[START]

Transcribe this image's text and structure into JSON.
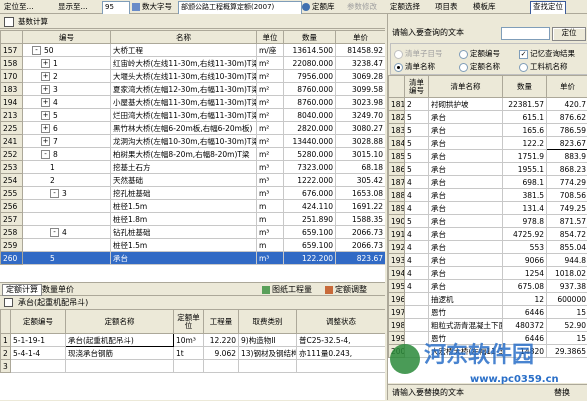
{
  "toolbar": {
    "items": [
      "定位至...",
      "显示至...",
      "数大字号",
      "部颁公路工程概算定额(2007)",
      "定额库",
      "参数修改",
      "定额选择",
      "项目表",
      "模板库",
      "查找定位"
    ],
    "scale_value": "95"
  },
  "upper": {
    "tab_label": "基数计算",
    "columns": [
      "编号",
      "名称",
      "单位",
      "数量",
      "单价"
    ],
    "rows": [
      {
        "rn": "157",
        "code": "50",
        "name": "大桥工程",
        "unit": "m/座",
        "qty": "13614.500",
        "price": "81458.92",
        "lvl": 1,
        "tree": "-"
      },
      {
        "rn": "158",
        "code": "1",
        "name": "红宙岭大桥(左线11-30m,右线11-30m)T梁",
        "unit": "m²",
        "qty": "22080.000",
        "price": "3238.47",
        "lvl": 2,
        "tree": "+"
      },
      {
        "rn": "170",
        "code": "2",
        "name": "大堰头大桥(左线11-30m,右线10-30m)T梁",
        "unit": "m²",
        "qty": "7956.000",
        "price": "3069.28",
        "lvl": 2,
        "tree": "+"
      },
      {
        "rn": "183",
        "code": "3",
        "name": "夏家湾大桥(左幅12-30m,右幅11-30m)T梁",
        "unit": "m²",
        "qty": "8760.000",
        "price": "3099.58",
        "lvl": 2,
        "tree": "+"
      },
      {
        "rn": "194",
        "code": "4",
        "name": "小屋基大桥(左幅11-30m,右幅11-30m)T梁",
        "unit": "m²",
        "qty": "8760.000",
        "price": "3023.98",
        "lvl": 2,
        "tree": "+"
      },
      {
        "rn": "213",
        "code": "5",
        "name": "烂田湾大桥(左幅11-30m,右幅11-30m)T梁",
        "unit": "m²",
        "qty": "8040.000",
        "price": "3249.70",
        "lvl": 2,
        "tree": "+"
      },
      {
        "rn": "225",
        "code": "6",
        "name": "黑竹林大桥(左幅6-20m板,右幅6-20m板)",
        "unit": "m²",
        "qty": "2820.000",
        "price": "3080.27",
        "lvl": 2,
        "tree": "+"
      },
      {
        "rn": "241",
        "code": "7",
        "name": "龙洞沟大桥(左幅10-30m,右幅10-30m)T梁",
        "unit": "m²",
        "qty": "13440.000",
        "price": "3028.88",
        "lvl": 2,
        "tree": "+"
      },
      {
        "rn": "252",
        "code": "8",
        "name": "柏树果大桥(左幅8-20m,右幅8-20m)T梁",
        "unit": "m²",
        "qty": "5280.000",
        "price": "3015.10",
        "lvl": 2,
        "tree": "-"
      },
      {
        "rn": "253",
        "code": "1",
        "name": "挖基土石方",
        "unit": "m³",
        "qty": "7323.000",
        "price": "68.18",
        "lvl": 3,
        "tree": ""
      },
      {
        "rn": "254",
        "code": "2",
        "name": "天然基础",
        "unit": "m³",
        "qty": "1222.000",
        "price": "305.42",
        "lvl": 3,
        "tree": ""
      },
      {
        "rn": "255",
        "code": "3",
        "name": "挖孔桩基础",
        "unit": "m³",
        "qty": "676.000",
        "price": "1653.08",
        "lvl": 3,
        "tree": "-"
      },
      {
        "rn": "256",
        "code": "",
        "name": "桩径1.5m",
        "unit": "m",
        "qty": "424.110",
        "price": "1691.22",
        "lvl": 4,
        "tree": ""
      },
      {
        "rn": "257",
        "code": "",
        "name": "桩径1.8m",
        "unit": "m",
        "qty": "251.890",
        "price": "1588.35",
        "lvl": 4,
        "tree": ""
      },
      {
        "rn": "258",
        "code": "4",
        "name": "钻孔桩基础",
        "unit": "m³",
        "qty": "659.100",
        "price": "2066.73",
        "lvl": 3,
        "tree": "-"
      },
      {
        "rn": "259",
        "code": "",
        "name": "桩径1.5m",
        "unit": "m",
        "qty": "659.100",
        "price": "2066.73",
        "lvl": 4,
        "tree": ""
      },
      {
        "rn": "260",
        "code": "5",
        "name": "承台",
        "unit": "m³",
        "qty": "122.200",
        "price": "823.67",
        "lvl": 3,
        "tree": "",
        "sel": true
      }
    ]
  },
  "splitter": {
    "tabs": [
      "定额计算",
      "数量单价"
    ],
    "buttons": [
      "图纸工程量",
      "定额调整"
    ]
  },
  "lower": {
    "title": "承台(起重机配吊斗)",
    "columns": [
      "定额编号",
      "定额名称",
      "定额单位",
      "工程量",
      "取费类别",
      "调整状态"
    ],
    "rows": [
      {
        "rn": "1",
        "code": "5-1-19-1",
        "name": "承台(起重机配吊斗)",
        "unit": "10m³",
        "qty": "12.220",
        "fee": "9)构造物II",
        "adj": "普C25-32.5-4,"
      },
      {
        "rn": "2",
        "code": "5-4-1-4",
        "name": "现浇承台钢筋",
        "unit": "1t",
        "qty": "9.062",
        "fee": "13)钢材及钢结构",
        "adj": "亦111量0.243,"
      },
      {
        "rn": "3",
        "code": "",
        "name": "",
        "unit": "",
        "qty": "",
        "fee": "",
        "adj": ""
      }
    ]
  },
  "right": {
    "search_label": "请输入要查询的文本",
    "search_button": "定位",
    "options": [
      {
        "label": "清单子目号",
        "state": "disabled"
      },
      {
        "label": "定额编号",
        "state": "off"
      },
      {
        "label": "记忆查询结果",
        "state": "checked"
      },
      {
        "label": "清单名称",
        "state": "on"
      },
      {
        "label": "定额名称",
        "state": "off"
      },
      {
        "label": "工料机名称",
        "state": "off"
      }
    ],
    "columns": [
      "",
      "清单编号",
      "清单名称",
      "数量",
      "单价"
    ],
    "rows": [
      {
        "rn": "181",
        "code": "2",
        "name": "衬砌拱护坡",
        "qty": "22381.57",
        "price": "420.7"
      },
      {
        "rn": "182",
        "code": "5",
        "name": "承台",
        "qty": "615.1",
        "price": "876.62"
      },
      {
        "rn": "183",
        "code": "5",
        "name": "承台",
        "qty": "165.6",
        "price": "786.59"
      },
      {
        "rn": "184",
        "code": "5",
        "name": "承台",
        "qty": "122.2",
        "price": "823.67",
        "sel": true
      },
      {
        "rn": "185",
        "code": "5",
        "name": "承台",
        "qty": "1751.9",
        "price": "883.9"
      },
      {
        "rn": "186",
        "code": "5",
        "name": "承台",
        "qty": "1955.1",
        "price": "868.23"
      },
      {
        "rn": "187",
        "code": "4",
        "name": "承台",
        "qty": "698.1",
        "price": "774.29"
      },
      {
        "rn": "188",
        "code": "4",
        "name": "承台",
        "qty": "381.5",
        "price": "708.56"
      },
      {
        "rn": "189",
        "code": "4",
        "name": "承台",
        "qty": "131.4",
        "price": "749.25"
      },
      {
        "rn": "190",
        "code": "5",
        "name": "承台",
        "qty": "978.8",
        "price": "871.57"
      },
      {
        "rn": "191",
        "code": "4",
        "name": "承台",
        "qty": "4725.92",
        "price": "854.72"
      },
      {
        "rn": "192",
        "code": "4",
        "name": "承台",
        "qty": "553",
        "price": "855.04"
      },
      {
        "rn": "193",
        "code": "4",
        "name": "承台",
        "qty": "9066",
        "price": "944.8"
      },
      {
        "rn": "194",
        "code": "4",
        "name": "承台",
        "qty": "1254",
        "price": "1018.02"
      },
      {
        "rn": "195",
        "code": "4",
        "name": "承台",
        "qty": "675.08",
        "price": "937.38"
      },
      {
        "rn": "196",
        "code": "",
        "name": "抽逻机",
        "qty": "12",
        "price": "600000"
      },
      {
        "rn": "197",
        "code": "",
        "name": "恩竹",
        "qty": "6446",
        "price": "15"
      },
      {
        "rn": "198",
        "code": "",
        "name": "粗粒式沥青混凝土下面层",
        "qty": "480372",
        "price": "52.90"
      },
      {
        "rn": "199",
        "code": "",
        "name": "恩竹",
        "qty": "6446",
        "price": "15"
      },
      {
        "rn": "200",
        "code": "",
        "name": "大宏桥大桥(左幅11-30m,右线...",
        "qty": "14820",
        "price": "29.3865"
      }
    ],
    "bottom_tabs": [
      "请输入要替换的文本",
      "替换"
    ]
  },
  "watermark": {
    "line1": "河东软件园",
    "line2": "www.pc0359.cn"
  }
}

[END]
[START]

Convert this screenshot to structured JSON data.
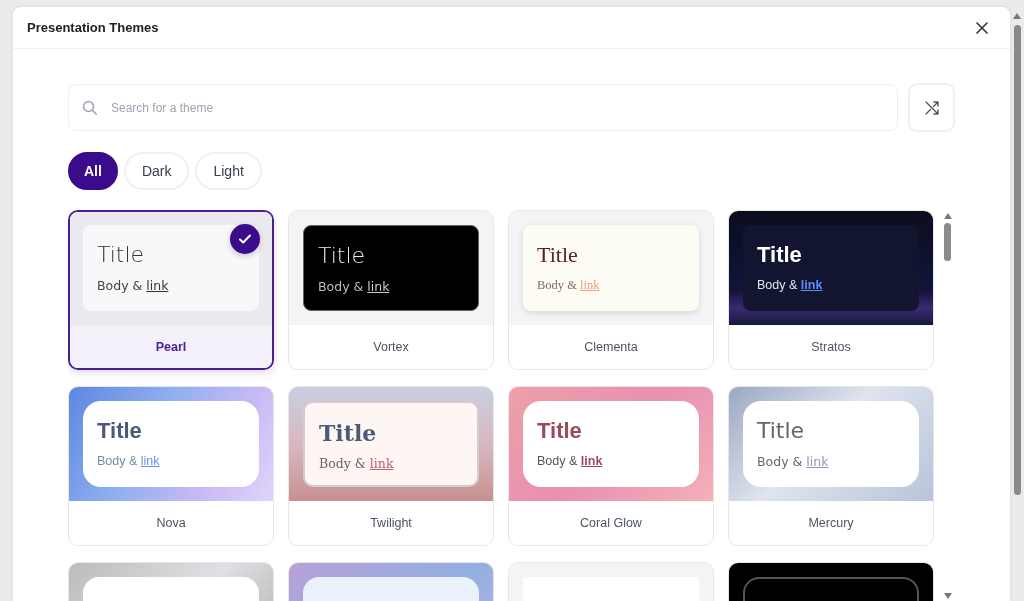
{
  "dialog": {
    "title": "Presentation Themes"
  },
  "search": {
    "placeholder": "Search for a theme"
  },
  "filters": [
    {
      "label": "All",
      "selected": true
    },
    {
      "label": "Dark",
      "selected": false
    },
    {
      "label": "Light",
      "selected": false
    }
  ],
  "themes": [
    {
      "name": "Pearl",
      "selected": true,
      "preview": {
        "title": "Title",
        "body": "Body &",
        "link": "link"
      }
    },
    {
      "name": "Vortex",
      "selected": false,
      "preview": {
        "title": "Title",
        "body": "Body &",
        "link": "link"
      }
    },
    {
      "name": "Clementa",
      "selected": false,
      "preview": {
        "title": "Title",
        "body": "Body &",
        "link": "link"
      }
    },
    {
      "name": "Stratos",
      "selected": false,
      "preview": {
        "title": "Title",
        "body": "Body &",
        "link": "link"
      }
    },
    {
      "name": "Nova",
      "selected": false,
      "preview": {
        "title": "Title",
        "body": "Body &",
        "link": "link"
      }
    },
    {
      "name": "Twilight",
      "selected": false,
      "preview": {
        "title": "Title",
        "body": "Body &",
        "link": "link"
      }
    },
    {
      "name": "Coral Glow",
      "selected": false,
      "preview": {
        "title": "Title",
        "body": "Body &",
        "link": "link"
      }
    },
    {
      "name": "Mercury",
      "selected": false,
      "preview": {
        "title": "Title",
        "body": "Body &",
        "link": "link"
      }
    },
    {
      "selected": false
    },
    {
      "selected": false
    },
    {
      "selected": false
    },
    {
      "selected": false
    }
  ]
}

[END]
[START]

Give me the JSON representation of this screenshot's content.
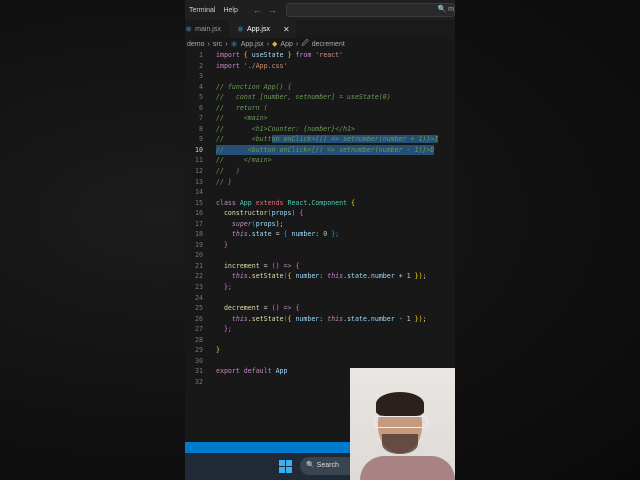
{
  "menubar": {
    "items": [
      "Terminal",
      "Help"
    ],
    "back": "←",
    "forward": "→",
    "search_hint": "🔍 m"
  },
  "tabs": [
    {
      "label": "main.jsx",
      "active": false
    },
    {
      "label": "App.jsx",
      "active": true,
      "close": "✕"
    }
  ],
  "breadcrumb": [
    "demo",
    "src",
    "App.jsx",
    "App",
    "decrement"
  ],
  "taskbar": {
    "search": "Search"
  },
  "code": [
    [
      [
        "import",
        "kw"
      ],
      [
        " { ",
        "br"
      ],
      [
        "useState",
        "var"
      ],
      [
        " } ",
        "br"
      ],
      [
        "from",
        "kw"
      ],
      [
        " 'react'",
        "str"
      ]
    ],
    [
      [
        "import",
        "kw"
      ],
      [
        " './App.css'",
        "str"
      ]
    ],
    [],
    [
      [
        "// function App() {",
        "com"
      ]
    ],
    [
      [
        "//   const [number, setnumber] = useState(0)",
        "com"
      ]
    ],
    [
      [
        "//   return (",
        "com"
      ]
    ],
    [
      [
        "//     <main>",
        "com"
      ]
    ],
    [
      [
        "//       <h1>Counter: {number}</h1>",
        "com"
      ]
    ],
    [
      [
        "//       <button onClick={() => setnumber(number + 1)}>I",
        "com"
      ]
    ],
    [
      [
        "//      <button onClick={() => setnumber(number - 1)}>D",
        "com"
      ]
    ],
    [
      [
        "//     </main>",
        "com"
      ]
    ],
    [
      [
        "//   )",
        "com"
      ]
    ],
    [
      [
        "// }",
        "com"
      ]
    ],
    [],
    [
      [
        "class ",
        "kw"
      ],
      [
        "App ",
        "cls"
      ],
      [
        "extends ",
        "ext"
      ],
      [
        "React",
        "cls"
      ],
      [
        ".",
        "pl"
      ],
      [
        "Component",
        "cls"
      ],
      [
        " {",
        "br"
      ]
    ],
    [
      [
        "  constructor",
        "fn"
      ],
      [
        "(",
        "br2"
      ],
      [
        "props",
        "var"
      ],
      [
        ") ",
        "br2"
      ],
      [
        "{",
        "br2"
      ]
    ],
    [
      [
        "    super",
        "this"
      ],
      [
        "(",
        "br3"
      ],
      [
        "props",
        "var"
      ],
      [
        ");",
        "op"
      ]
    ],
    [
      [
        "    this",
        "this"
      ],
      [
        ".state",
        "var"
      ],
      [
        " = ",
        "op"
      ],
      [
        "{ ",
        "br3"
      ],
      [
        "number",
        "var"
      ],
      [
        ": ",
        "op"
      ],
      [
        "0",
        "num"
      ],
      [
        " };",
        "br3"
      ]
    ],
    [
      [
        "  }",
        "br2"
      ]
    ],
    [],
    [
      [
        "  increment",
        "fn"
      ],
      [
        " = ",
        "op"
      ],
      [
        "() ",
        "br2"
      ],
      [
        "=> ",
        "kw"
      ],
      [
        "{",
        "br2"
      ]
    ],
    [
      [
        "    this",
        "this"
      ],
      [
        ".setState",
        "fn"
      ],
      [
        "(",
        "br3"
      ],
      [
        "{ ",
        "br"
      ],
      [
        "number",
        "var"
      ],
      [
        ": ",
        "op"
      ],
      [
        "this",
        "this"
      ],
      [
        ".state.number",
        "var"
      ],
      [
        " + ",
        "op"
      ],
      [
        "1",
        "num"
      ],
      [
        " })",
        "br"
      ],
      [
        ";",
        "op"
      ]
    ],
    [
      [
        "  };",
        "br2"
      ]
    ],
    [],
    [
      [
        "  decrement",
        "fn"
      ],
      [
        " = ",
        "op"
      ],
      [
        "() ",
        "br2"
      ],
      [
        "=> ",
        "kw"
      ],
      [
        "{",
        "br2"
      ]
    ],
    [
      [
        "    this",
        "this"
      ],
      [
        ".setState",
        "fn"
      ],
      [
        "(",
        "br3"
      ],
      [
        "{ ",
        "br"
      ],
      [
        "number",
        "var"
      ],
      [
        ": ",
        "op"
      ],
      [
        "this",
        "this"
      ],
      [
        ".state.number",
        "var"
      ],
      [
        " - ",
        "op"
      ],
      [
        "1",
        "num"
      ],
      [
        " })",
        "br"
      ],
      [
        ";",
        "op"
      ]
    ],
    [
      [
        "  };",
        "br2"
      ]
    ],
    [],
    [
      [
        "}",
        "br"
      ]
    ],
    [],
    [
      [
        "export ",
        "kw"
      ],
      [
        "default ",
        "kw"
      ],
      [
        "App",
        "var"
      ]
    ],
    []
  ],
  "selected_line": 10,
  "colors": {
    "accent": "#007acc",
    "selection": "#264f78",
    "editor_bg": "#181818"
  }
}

[END]

▸ WRITTEN REQUEST:
Each line that has the word "JSON" should be copied.

▸ ANSWER TO THIS PROBLEM:
Transcribe this image's text and structure into JSON.
Convert this screenshot to structured JSON data.
Give me the JSON representation of this screenshot's content.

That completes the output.